JOB — Take from the listing each line that has the string "different".
══ PROVIDED DATA
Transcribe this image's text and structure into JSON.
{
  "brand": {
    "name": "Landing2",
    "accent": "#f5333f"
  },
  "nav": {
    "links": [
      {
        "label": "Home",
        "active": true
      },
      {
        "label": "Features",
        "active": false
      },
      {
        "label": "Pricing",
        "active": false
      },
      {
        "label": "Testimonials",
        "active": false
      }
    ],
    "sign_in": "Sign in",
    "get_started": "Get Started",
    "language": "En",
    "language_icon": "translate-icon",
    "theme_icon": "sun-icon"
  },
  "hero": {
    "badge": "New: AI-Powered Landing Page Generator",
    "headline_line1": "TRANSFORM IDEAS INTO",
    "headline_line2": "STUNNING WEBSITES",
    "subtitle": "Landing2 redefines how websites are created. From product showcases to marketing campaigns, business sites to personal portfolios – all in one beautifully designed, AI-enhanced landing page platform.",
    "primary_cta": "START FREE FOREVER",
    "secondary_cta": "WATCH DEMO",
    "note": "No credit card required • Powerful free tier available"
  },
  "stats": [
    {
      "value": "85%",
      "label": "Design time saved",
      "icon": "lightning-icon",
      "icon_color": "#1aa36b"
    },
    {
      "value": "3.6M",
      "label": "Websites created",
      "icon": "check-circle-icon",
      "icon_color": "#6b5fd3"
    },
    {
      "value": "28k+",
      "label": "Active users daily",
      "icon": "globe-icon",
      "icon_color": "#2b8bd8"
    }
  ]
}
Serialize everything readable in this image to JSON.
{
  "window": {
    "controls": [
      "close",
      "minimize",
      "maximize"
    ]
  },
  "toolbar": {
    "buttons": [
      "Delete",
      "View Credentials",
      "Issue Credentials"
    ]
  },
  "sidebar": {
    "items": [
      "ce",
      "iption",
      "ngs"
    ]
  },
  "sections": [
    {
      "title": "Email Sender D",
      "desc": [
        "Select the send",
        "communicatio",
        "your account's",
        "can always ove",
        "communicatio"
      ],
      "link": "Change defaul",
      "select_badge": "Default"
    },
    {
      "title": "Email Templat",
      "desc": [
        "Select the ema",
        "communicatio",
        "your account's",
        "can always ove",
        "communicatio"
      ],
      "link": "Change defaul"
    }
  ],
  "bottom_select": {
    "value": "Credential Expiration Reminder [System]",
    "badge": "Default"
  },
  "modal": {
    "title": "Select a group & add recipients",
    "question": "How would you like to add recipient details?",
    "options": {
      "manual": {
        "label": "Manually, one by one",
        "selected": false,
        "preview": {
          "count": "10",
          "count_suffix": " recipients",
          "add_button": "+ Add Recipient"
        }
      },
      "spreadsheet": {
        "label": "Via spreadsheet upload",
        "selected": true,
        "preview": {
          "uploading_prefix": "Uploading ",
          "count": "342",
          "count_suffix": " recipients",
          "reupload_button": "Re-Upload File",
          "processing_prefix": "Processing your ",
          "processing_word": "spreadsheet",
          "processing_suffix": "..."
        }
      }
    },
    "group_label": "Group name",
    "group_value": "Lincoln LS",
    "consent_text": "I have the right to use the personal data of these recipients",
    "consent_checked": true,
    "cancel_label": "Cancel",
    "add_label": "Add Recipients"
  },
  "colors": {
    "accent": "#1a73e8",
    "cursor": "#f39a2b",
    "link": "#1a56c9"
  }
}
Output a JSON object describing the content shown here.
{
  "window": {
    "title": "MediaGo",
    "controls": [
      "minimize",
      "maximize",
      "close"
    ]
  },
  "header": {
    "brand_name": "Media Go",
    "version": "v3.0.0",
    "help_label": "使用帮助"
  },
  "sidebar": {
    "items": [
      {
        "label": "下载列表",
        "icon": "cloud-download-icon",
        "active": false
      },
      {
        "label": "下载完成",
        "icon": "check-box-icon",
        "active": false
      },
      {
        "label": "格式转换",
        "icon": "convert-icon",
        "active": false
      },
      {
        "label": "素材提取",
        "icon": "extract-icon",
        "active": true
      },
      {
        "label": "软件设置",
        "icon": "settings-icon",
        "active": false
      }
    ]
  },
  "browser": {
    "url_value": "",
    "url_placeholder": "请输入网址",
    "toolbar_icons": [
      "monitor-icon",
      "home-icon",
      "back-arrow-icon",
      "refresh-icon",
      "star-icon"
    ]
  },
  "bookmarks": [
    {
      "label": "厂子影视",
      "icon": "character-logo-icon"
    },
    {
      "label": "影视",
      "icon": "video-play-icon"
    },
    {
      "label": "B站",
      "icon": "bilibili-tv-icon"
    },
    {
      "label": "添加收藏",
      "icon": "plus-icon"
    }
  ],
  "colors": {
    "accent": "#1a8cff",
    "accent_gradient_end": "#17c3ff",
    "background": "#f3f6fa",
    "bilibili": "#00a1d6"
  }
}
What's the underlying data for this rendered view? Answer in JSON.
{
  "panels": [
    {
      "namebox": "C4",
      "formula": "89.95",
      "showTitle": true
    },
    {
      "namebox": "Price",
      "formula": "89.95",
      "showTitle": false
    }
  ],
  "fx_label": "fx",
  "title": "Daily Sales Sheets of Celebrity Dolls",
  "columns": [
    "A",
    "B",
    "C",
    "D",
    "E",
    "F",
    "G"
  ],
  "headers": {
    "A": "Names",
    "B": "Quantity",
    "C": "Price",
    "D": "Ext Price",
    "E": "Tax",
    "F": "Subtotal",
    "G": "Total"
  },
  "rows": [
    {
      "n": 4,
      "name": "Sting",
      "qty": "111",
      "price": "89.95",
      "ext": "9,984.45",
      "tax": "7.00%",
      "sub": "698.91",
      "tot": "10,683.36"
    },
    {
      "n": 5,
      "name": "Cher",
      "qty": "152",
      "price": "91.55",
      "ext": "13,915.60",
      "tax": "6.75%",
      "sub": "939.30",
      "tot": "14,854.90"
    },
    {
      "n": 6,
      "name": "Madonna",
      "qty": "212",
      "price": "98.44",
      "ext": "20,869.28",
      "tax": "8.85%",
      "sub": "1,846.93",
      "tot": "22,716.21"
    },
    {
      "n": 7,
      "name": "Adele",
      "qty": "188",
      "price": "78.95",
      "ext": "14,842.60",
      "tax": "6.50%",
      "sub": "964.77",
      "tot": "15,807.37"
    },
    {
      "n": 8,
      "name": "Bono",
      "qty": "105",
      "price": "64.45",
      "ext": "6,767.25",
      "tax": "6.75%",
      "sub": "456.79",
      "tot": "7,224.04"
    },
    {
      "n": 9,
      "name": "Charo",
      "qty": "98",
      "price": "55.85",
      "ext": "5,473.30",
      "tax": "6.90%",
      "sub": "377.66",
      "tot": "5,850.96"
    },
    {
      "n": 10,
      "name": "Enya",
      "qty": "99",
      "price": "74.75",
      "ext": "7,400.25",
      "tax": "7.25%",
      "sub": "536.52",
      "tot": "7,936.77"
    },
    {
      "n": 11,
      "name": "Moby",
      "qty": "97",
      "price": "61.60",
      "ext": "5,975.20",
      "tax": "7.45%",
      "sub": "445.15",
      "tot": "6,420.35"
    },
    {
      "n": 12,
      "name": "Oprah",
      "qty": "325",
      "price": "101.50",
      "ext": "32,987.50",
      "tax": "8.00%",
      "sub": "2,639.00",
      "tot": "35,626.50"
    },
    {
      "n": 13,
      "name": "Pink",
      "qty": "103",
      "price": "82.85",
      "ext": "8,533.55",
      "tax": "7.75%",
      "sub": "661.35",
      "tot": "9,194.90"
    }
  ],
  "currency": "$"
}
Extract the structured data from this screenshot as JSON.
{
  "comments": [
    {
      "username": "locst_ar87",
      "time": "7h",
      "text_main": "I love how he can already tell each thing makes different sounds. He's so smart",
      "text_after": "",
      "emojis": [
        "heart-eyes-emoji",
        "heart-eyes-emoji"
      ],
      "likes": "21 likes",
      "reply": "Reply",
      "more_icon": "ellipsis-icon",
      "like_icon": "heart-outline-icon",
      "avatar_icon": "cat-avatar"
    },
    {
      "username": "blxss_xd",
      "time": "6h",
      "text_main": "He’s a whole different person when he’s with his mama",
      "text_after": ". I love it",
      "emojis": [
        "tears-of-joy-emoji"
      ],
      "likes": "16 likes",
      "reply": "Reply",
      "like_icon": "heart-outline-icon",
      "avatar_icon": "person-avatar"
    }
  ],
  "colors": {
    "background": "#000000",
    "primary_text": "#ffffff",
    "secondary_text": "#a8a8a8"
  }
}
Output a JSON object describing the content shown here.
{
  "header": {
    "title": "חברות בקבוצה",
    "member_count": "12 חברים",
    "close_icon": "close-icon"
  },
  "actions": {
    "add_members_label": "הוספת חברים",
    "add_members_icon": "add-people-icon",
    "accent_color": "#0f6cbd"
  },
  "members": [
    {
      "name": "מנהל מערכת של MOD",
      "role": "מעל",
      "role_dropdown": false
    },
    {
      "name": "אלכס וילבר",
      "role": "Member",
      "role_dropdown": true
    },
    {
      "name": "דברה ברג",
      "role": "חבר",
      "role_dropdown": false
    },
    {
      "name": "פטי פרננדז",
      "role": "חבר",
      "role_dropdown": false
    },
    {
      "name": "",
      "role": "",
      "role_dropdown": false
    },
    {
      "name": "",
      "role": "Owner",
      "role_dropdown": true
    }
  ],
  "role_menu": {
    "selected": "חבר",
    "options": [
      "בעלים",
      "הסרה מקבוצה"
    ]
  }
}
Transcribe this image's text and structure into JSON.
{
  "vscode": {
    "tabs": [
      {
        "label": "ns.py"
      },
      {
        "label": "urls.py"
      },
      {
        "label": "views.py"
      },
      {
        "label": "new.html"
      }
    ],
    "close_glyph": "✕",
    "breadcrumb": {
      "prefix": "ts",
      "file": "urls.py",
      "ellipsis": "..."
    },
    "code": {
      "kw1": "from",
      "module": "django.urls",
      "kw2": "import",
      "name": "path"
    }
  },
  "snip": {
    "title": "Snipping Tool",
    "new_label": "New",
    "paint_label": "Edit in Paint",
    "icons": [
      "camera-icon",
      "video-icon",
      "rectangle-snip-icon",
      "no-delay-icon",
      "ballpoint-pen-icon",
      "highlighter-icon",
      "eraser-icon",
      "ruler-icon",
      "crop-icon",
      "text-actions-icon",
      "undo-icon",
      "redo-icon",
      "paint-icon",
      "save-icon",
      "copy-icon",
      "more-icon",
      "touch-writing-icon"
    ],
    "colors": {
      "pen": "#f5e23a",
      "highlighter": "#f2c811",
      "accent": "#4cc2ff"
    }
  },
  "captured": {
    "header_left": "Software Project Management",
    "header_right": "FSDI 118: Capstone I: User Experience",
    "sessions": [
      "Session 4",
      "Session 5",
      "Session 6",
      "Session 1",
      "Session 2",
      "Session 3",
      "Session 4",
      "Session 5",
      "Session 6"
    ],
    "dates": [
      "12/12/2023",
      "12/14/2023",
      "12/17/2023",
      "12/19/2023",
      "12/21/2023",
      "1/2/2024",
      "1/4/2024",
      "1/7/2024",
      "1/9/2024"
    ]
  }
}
════
THE SOLUTION —
      "text_main": "I love how he can already tell each thing makes different sounds. He's so smart",
      "text_main": "He’s a whole different person when he’s with his mama",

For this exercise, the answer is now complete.